**SHORT EXERCISE:**
Comb the records below for the string "posisjon" and copy each line where it turns up.

**EXERCISE INPUTS:**
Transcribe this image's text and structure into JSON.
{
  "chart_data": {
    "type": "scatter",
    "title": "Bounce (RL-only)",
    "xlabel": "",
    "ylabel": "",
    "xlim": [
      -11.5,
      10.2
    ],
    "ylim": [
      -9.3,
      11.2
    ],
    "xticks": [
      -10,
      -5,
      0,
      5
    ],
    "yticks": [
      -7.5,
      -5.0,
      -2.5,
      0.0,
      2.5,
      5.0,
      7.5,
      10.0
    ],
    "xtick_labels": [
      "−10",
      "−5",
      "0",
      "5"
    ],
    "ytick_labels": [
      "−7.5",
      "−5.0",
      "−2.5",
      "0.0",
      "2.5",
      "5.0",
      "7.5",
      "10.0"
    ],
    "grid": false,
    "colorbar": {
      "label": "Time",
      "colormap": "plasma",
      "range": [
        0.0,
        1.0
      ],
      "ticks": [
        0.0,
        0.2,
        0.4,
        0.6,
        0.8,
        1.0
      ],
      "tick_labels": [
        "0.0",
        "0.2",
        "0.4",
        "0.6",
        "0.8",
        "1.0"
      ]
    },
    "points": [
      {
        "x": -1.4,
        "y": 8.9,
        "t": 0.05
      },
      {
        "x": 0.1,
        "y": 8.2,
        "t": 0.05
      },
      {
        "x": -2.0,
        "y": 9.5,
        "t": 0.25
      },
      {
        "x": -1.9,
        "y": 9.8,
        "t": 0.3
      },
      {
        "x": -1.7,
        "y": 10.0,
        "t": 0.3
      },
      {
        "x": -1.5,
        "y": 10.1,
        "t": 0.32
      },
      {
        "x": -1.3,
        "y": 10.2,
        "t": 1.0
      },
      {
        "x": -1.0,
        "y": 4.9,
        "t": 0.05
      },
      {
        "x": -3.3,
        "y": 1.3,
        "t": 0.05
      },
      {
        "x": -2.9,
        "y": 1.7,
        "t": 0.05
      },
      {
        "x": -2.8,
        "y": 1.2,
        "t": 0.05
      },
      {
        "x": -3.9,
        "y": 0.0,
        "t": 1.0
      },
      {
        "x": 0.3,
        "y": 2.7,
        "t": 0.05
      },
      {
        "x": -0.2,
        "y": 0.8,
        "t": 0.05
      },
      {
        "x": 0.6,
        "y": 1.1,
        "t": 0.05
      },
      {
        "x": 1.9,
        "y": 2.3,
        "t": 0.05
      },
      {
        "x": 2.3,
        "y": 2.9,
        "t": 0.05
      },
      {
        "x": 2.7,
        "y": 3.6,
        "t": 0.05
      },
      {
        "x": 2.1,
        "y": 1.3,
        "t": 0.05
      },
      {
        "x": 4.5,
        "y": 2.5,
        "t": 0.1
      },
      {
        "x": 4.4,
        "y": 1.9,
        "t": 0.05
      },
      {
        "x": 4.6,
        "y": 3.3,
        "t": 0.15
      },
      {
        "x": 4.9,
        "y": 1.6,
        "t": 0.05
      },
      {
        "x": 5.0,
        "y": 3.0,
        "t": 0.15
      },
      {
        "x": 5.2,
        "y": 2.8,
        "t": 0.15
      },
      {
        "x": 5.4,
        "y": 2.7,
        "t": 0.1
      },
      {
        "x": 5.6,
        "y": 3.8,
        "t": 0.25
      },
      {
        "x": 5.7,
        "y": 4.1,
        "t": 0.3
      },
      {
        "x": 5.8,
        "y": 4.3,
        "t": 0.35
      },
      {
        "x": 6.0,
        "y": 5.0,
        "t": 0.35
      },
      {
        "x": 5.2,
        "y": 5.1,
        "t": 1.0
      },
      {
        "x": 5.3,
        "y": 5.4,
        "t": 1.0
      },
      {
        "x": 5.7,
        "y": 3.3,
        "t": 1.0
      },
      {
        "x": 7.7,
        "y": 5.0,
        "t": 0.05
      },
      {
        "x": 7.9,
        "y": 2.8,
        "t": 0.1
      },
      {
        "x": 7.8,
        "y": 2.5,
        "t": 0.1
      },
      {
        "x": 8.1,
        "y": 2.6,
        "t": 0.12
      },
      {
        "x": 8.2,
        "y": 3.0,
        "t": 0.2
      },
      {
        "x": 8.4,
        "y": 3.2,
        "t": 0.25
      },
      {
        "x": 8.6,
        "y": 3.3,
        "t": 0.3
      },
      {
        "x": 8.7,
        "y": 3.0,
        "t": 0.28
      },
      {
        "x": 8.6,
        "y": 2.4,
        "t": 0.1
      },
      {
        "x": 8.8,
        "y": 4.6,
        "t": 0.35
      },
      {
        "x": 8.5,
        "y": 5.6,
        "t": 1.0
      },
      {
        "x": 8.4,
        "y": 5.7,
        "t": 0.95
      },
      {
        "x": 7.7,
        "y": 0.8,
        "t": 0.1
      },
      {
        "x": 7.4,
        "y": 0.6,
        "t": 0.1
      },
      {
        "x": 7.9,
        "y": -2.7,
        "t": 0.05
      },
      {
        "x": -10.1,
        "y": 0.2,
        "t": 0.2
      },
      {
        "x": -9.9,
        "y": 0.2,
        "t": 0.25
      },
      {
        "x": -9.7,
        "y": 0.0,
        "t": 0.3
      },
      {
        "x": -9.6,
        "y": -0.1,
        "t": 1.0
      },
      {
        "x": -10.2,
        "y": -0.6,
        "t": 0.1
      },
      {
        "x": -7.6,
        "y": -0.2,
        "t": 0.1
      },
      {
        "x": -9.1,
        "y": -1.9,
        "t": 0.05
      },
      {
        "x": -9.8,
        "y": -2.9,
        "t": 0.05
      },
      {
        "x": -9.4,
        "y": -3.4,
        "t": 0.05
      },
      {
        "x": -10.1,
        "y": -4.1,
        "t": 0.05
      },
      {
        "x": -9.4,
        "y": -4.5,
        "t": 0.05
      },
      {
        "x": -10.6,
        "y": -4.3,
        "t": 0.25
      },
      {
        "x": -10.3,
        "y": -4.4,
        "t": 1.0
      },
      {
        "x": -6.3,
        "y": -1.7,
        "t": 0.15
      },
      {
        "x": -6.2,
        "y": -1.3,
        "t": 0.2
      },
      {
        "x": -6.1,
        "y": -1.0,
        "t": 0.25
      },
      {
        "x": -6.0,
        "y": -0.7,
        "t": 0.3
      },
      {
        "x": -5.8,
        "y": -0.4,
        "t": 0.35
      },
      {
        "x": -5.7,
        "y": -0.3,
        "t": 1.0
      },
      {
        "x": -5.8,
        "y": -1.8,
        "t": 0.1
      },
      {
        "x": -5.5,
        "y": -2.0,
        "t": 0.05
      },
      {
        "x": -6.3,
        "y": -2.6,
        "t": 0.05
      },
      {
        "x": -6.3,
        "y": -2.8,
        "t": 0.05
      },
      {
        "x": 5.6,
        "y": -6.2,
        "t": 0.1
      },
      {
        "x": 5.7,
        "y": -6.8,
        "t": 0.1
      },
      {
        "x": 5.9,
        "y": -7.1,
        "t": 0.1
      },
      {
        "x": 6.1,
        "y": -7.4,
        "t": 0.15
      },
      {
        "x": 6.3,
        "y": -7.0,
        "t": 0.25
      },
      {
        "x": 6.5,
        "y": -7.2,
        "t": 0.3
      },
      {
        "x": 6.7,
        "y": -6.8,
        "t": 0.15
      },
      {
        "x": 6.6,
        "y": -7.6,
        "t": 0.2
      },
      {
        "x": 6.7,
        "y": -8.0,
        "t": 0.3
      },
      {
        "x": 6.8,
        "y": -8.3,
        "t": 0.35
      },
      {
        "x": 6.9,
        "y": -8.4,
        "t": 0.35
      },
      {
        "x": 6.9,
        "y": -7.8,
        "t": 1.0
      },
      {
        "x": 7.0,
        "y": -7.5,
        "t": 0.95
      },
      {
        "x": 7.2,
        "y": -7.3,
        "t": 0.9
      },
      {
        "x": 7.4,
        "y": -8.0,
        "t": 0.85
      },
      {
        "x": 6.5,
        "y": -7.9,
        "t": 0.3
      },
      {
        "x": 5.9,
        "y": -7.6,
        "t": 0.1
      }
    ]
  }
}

--

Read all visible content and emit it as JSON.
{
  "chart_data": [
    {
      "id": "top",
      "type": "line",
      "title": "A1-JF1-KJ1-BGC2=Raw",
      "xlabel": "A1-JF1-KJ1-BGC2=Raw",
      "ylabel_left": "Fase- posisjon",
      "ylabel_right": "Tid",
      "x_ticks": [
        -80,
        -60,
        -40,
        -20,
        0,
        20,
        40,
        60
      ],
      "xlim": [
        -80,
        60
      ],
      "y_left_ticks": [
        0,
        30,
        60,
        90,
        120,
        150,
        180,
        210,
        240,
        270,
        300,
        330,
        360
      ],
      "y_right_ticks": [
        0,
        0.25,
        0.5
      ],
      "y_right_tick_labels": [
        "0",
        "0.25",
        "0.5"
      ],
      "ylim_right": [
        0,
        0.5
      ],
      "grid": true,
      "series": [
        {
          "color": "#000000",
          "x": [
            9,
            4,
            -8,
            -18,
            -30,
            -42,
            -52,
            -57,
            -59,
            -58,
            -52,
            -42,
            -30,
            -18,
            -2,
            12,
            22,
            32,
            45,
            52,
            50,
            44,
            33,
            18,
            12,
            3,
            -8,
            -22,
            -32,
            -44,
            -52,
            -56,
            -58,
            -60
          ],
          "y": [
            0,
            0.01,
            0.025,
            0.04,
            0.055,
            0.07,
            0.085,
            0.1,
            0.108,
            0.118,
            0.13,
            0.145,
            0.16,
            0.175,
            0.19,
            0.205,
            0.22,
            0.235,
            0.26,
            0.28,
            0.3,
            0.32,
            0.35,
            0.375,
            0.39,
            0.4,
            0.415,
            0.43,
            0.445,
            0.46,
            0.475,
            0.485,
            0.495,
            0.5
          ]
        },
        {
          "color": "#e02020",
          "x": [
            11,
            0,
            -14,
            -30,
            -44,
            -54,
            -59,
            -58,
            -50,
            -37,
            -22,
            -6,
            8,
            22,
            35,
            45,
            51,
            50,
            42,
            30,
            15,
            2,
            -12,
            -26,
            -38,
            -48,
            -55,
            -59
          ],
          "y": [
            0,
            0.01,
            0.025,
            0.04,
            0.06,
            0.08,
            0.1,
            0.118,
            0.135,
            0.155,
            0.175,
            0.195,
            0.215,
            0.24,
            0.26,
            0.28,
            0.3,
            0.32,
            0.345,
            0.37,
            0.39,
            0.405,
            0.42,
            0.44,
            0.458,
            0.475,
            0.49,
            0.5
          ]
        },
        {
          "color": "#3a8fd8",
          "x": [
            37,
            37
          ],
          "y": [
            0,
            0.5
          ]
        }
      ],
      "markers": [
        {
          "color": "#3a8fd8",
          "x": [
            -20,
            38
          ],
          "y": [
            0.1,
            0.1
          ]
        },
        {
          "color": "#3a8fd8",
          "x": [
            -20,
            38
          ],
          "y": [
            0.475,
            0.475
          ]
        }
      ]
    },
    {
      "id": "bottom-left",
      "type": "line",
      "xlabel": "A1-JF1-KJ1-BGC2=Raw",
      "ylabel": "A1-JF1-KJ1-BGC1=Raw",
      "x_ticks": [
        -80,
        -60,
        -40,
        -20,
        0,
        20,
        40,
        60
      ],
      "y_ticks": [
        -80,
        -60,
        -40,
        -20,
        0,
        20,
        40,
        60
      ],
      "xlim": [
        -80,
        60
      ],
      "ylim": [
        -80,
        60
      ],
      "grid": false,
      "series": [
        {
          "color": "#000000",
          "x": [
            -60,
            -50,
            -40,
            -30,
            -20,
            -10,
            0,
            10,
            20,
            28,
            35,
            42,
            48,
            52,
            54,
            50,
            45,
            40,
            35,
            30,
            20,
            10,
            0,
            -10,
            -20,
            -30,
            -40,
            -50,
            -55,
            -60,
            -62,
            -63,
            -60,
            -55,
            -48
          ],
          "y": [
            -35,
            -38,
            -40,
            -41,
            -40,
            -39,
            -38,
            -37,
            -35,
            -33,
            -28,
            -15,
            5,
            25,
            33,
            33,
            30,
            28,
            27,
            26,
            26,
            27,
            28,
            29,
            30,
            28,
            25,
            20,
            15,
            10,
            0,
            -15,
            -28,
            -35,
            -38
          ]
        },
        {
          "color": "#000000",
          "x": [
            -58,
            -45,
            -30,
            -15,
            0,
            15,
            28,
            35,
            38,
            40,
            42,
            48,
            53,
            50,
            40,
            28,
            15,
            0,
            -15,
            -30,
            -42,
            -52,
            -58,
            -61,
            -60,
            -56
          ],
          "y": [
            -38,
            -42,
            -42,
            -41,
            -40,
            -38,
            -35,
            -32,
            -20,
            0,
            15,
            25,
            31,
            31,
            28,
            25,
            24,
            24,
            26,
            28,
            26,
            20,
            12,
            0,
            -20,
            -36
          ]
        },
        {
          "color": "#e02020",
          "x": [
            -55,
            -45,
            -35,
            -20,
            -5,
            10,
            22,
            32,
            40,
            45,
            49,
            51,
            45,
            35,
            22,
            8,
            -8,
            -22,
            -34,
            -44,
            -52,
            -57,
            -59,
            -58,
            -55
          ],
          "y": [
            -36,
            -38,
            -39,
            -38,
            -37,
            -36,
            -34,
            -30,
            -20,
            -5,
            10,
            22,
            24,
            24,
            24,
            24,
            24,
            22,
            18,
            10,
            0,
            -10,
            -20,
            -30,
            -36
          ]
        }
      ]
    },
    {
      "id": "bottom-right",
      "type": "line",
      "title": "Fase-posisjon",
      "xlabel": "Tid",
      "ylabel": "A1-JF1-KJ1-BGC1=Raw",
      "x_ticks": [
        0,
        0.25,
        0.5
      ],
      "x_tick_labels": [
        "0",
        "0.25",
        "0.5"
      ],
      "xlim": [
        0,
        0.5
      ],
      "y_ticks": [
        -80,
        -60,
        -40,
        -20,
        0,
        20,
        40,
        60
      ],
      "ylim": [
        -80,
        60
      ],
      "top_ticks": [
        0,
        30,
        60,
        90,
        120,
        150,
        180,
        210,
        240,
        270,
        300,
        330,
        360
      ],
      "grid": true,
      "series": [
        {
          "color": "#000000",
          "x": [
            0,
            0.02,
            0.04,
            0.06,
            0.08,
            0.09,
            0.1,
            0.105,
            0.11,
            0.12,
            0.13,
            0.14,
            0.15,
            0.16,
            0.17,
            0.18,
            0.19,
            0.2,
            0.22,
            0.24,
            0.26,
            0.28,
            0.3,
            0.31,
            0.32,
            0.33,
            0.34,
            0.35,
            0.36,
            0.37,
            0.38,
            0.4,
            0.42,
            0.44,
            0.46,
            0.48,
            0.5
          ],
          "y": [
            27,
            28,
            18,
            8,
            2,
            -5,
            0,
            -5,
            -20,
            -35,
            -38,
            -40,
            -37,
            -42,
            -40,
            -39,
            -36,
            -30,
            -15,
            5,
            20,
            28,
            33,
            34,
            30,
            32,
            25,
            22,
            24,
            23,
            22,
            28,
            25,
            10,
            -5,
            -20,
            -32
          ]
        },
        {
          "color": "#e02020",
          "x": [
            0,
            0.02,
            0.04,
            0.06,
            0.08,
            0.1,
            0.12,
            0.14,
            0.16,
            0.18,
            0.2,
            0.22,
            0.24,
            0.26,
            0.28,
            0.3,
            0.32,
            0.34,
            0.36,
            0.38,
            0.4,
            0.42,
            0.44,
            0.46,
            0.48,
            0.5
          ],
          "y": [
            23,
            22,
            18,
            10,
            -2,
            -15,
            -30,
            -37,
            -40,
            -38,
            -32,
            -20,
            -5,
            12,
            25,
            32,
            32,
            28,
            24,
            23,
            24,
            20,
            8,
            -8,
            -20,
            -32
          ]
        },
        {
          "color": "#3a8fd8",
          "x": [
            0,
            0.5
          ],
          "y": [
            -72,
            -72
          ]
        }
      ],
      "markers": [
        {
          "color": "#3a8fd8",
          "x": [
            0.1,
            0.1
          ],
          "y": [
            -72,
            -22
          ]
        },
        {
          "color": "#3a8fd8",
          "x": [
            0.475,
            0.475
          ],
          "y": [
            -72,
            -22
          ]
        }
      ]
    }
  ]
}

**OUTPUT FOR THIS EXERCISE:**
      "ylabel_left": "Fase- posisjon",
      "title": "Fase-posisjon",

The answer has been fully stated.